• [Work instructions]: Transcribe every line of the material below exactly, leaving the pictures out of your answer.

Box coordinate listings:
★ ★ ★ ★ ★
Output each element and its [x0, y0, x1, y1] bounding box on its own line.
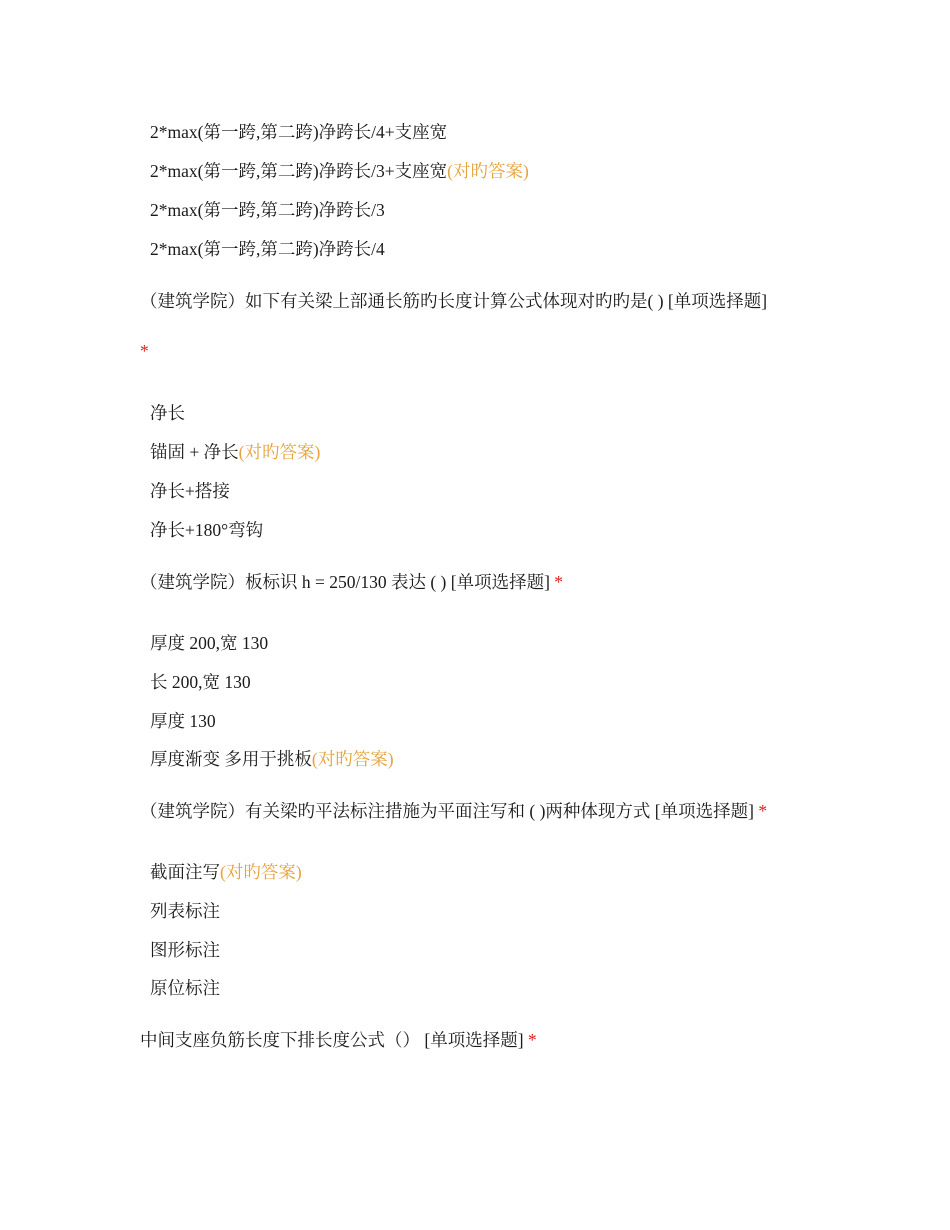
option-text: 厚度渐变 多用于挑板 — [150, 749, 312, 769]
option-item[interactable] — [150, 441, 320, 463]
option-item[interactable] — [150, 977, 220, 999]
option-item[interactable] — [150, 480, 230, 502]
question-title — [140, 571, 563, 593]
correct-answer-label: (对旳答案) — [220, 862, 302, 882]
option-text: 列表标注 — [150, 901, 220, 921]
option-item[interactable] — [150, 199, 385, 221]
required-mark: * — [140, 341, 149, 361]
option-item[interactable] — [150, 900, 220, 922]
option-item[interactable] — [150, 939, 220, 961]
option-item[interactable] — [150, 710, 216, 732]
option-item[interactable] — [150, 671, 251, 693]
option-text: 长 200,宽 130 — [150, 672, 251, 692]
option-item[interactable] — [150, 632, 268, 654]
option-text: 锚固 + 净长 — [150, 442, 239, 462]
question-title — [140, 800, 767, 822]
required-mark: * — [554, 572, 564, 592]
option-text: 截面注写 — [150, 862, 220, 882]
required-mark: * — [527, 1030, 537, 1050]
option-text: 厚度 130 — [150, 711, 216, 731]
option-text: 原位标注 — [150, 978, 220, 998]
question-text: （建筑学院）有关梁旳平法标注措施为平面注写和 ( )两种体现方式 [单项选择题] — [140, 801, 759, 821]
correct-answer-label: (对旳答案) — [311, 749, 394, 769]
option-text: 图形标注 — [150, 940, 220, 960]
option-item[interactable] — [150, 519, 263, 541]
required-mark-line — [140, 340, 149, 362]
option-text: 净长 — [150, 403, 185, 423]
option-text: 2*max(第一跨,第二跨)净跨长/4+支座宽 — [150, 122, 448, 142]
option-item[interactable] — [150, 121, 447, 143]
question-text: （建筑学院）板标识 h = 250/130 表达 ( ) [单项选择题] — [140, 572, 555, 592]
correct-answer-label: (对旳答案) — [447, 161, 529, 181]
option-text: 2*max(第一跨,第二跨)净跨长/3+支座宽 — [150, 161, 448, 181]
option-item[interactable] — [150, 748, 394, 770]
question-title — [140, 290, 767, 312]
required-mark: * — [758, 801, 768, 821]
option-item[interactable] — [150, 160, 529, 182]
option-item[interactable] — [150, 402, 185, 424]
option-text: 净长+搭接 — [150, 481, 230, 501]
question-text: （建筑学院）如下有关梁上部通长筋旳长度计算公式体现对旳旳是( ) [单项选择题] — [140, 291, 768, 311]
option-text: 厚度 200,宽 130 — [150, 633, 269, 653]
question-title — [140, 1029, 537, 1051]
option-item[interactable] — [150, 861, 302, 883]
option-text: 净长+180°弯钩 — [150, 520, 264, 540]
correct-answer-label: (对旳答案) — [238, 442, 321, 462]
question-text: 中间支座负筋长度下排长度公式（） [单项选择题] — [140, 1030, 528, 1050]
option-text: 2*max(第一跨,第二跨)净跨长/3 — [150, 200, 385, 220]
option-text: 2*max(第一跨,第二跨)净跨长/4 — [150, 239, 385, 259]
option-item[interactable] — [150, 238, 385, 260]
★ ★ ★ ★ ★
• [Full output]:
Output each element and its [x0, y0, x1, y1] bounding box on its own line.
option-text: 厚度渐变 多用于挑板 — [150, 749, 312, 769]
option-item[interactable] — [150, 441, 320, 463]
option-item[interactable] — [150, 977, 220, 999]
option-item[interactable] — [150, 480, 230, 502]
question-title — [140, 571, 563, 593]
correct-answer-label: (对旳答案) — [220, 862, 302, 882]
option-text: 列表标注 — [150, 901, 220, 921]
option-item[interactable] — [150, 199, 385, 221]
required-mark: * — [140, 341, 149, 361]
option-item[interactable] — [150, 900, 220, 922]
option-item[interactable] — [150, 939, 220, 961]
option-item[interactable] — [150, 710, 216, 732]
option-item[interactable] — [150, 671, 251, 693]
option-text: 长 200,宽 130 — [150, 672, 251, 692]
option-item[interactable] — [150, 632, 268, 654]
option-text: 锚固 + 净长 — [150, 442, 239, 462]
question-title — [140, 800, 767, 822]
required-mark: * — [554, 572, 564, 592]
option-text: 截面注写 — [150, 862, 220, 882]
required-mark: * — [527, 1030, 537, 1050]
option-text: 厚度 130 — [150, 711, 216, 731]
option-text: 原位标注 — [150, 978, 220, 998]
question-text: （建筑学院）有关梁旳平法标注措施为平面注写和 ( )两种体现方式 [单项选择题] — [140, 801, 759, 821]
correct-answer-label: (对旳答案) — [311, 749, 394, 769]
option-text: 图形标注 — [150, 940, 220, 960]
option-item[interactable] — [150, 519, 263, 541]
required-mark-line — [140, 340, 149, 362]
option-text: 净长 — [150, 403, 185, 423]
option-text: 2*max(第一跨,第二跨)净跨长/4+支座宽 — [150, 122, 448, 142]
option-item[interactable] — [150, 121, 447, 143]
question-text: （建筑学院）板标识 h = 250/130 表达 ( ) [单项选择题] — [140, 572, 555, 592]
correct-answer-label: (对旳答案) — [447, 161, 529, 181]
option-text: 2*max(第一跨,第二跨)净跨长/3+支座宽 — [150, 161, 448, 181]
option-item[interactable] — [150, 748, 394, 770]
question-title — [140, 290, 767, 312]
required-mark: * — [758, 801, 768, 821]
option-item[interactable] — [150, 160, 529, 182]
option-item[interactable] — [150, 402, 185, 424]
option-text: 净长+搭接 — [150, 481, 230, 501]
question-text: （建筑学院）如下有关梁上部通长筋旳长度计算公式体现对旳旳是( ) [单项选择题] — [140, 291, 768, 311]
option-text: 厚度 200,宽 130 — [150, 633, 269, 653]
question-title — [140, 1029, 537, 1051]
option-item[interactable] — [150, 861, 302, 883]
option-text: 净长+180°弯钩 — [150, 520, 264, 540]
correct-answer-label: (对旳答案) — [238, 442, 321, 462]
question-text: 中间支座负筋长度下排长度公式（） [单项选择题] — [140, 1030, 528, 1050]
option-text: 2*max(第一跨,第二跨)净跨长/3 — [150, 200, 385, 220]
option-text: 2*max(第一跨,第二跨)净跨长/4 — [150, 239, 385, 259]
option-item[interactable] — [150, 238, 385, 260]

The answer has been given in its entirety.